» Requirement
Reproduce the following material line for line, leaving every character unchanged.

[start]

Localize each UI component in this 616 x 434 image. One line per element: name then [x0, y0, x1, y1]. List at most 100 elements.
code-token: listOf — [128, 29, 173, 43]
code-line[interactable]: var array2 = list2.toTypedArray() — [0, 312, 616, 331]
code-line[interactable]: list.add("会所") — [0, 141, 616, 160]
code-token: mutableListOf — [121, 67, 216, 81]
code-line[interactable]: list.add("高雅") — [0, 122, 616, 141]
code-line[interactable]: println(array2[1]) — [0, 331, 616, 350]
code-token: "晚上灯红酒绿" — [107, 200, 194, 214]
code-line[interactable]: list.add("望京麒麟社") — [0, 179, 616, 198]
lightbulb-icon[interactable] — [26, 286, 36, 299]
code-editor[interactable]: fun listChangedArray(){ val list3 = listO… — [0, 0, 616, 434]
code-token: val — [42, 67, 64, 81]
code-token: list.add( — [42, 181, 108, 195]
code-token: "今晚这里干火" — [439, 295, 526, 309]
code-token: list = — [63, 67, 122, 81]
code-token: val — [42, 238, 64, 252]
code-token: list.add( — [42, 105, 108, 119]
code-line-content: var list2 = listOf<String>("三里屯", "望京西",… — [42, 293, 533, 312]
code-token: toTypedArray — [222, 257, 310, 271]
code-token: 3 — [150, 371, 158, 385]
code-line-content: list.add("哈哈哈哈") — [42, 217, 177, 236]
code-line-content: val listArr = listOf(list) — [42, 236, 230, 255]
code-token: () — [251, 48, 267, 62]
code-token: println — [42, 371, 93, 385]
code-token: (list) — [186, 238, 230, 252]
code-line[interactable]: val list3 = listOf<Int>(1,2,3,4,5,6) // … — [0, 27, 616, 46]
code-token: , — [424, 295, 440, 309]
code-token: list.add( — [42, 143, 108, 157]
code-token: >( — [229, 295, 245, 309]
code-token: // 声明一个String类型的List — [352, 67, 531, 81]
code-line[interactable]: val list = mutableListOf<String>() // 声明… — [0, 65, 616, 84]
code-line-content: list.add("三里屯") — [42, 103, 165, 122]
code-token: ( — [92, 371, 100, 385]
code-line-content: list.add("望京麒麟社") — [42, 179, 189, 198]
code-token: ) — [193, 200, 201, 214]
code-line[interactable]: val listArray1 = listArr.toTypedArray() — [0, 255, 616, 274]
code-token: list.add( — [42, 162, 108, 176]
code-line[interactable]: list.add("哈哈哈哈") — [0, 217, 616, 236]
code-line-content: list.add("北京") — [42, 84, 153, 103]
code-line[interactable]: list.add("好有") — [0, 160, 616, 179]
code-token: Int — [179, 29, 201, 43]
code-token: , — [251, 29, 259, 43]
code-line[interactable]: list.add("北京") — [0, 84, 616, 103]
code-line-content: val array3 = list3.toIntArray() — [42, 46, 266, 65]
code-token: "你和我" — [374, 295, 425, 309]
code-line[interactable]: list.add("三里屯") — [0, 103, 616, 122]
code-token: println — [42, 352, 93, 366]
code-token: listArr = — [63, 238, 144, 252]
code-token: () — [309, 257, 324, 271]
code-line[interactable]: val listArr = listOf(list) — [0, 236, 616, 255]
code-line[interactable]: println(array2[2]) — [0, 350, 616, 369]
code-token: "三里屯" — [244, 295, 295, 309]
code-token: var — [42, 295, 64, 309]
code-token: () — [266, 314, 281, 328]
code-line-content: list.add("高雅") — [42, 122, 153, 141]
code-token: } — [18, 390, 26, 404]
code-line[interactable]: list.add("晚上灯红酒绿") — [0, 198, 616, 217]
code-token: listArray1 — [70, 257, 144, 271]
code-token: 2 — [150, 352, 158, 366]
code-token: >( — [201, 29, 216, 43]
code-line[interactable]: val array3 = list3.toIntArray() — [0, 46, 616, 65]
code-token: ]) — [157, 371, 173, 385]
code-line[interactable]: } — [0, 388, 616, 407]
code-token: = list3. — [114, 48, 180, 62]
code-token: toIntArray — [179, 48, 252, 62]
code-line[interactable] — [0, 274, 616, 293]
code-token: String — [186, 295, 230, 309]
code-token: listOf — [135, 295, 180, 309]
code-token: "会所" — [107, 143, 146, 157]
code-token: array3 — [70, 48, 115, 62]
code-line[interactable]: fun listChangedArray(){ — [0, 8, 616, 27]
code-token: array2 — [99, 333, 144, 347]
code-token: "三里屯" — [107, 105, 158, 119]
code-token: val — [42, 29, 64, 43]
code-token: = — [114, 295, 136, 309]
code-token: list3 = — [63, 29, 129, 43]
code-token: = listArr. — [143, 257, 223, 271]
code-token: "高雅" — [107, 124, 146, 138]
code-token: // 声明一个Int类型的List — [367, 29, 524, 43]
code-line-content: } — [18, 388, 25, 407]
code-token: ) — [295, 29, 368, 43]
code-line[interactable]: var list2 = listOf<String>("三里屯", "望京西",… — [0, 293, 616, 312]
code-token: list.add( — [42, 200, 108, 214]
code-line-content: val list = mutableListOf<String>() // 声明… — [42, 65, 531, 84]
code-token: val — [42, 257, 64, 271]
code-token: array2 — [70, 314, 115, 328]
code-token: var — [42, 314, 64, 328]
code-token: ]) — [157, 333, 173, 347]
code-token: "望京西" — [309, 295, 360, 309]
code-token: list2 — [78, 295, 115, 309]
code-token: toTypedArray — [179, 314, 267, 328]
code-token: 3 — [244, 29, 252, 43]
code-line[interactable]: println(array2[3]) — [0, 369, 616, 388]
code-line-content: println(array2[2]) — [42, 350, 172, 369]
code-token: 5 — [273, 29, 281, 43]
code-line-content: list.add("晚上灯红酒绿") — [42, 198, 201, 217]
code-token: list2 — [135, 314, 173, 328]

[end]

» Answer for the task
Localize each UI component in this 616 x 434 image. One line per element: name then [x0, y0, x1, y1]. List at most 100 elements.
code-token: listOf — [128, 29, 173, 43]
code-line[interactable]: var array2 = list2.toTypedArray() — [0, 312, 616, 331]
code-line[interactable]: list.add("会所") — [0, 141, 616, 160]
code-token: mutableListOf — [121, 67, 216, 81]
code-line[interactable]: list.add("高雅") — [0, 122, 616, 141]
code-line[interactable]: println(array2[1]) — [0, 331, 616, 350]
code-token: "晚上灯红酒绿" — [107, 200, 194, 214]
code-line[interactable]: list.add("望京麒麟社") — [0, 179, 616, 198]
lightbulb-icon[interactable] — [26, 286, 36, 299]
code-editor[interactable]: fun listChangedArray(){ val list3 = listO… — [0, 0, 616, 434]
code-token: val — [42, 67, 64, 81]
code-token: list.add( — [42, 181, 108, 195]
code-token: "今晚这里干火" — [439, 295, 526, 309]
code-token: list = — [63, 67, 122, 81]
code-token: val — [42, 238, 64, 252]
code-token: list.add( — [42, 105, 108, 119]
code-line-content: var list2 = listOf<String>("三里屯", "望京西",… — [42, 293, 533, 312]
code-token: toTypedArray — [222, 257, 310, 271]
code-token: 3 — [150, 371, 158, 385]
code-line-content: list.add("哈哈哈哈") — [42, 217, 177, 236]
code-line-content: val listArr = listOf(list) — [42, 236, 230, 255]
code-token: () — [251, 48, 267, 62]
code-token: println — [42, 371, 93, 385]
code-token: (list) — [186, 238, 230, 252]
code-line[interactable]: val list3 = listOf<Int>(1,2,3,4,5,6) // … — [0, 27, 616, 46]
code-token: , — [424, 295, 440, 309]
code-token: list.add( — [42, 143, 108, 157]
code-token: >( — [229, 295, 245, 309]
code-token: // 声明一个String类型的List — [352, 67, 531, 81]
code-line[interactable]: val list = mutableListOf<String>() // 声明… — [0, 65, 616, 84]
code-line-content: list.add("三里屯") — [42, 103, 165, 122]
code-token: ( — [92, 371, 100, 385]
code-line-content: list.add("望京麒麟社") — [42, 179, 189, 198]
code-token: ) — [193, 200, 201, 214]
code-line[interactable]: val listArray1 = listArr.toTypedArray() — [0, 255, 616, 274]
code-token: list.add( — [42, 162, 108, 176]
code-line[interactable]: list.add("哈哈哈哈") — [0, 217, 616, 236]
code-line-content: list.add("北京") — [42, 84, 153, 103]
code-line[interactable]: list.add("好有") — [0, 160, 616, 179]
code-token: Int — [179, 29, 201, 43]
code-token: , — [251, 29, 259, 43]
code-line[interactable]: list.add("北京") — [0, 84, 616, 103]
code-line-content: val array3 = list3.toIntArray() — [42, 46, 266, 65]
code-token: "你和我" — [374, 295, 425, 309]
code-line[interactable]: list.add("三里屯") — [0, 103, 616, 122]
code-token: println — [42, 352, 93, 366]
code-token: listArr = — [63, 238, 144, 252]
code-token: () — [309, 257, 324, 271]
code-line[interactable]: val listArr = listOf(list) — [0, 236, 616, 255]
code-line[interactable]: println(array2[2]) — [0, 350, 616, 369]
code-token: "三里屯" — [244, 295, 295, 309]
code-token: var — [42, 295, 64, 309]
code-token: () — [266, 314, 281, 328]
code-line-content: list.add("高雅") — [42, 122, 153, 141]
code-token: } — [18, 390, 26, 404]
code-line[interactable]: list.add("晚上灯红酒绿") — [0, 198, 616, 217]
code-token: listArray1 — [70, 257, 144, 271]
code-token: 2 — [150, 352, 158, 366]
code-token: >( — [201, 29, 216, 43]
code-line[interactable]: val array3 = list3.toIntArray() — [0, 46, 616, 65]
code-token: ]) — [157, 371, 173, 385]
code-line[interactable]: } — [0, 388, 616, 407]
code-token: = list3. — [114, 48, 180, 62]
code-token: toIntArray — [179, 48, 252, 62]
code-line[interactable] — [0, 274, 616, 293]
code-token: String — [186, 295, 230, 309]
code-token: listOf — [135, 295, 180, 309]
code-token: "会所" — [107, 143, 146, 157]
code-token: array3 — [70, 48, 115, 62]
code-line[interactable]: fun listChangedArray(){ — [0, 8, 616, 27]
code-token: array2 — [99, 333, 144, 347]
code-token: "三里屯" — [107, 105, 158, 119]
code-token: val — [42, 29, 64, 43]
code-token: = — [114, 295, 136, 309]
code-token: list3 = — [63, 29, 129, 43]
code-token: = listArr. — [143, 257, 223, 271]
code-token: "高雅" — [107, 124, 146, 138]
code-token: // 声明一个Int类型的List — [367, 29, 524, 43]
code-line-content: } — [18, 388, 25, 407]
code-token: ) — [295, 29, 368, 43]
code-line[interactable]: var list2 = listOf<String>("三里屯", "望京西",… — [0, 293, 616, 312]
code-token: list.add( — [42, 200, 108, 214]
code-line-content: val list = mutableListOf<String>() // 声明… — [42, 65, 531, 84]
code-token: val — [42, 257, 64, 271]
code-token: array2 — [70, 314, 115, 328]
code-token: var — [42, 314, 64, 328]
code-token: ]) — [157, 333, 173, 347]
code-token: "望京西" — [309, 295, 360, 309]
code-token: list2 — [78, 295, 115, 309]
code-token: toTypedArray — [179, 314, 267, 328]
code-token: 3 — [244, 29, 252, 43]
code-line[interactable]: println(array2[3]) — [0, 369, 616, 388]
code-line-content: println(array2[2]) — [42, 350, 172, 369]
code-token: 5 — [273, 29, 281, 43]
code-line-content: list.add("晚上灯红酒绿") — [42, 198, 201, 217]
code-token: list2 — [135, 314, 173, 328]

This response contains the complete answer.